[Stored data]
%%

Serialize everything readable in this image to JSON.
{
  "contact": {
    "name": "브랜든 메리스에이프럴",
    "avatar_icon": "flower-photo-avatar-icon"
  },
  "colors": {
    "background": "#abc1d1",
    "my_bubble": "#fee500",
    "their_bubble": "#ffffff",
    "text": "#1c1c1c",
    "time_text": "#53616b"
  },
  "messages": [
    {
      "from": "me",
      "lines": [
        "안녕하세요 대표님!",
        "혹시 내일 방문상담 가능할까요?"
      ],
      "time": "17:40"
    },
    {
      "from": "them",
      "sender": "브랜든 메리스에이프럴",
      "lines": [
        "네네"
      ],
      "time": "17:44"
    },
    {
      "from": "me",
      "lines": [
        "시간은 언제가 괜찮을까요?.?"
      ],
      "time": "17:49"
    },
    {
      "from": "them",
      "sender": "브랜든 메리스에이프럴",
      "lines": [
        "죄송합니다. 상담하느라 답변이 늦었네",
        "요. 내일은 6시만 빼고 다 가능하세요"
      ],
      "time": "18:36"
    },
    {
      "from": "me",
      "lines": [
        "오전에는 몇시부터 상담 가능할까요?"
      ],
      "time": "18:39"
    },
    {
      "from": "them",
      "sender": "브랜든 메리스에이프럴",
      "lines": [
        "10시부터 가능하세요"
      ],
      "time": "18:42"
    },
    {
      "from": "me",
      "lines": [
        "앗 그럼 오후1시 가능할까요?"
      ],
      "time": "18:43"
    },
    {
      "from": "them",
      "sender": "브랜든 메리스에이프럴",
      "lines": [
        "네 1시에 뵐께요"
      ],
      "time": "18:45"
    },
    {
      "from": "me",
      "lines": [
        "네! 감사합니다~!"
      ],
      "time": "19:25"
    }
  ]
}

%%

Select all lines with the word "가능할까요" from the entries above.

        "혹시 내일 방문상담 가능할까요?"
        "오전에는 몇시부터 상담 가능할까요?"
        "앗 그럼 오후1시 가능할까요?"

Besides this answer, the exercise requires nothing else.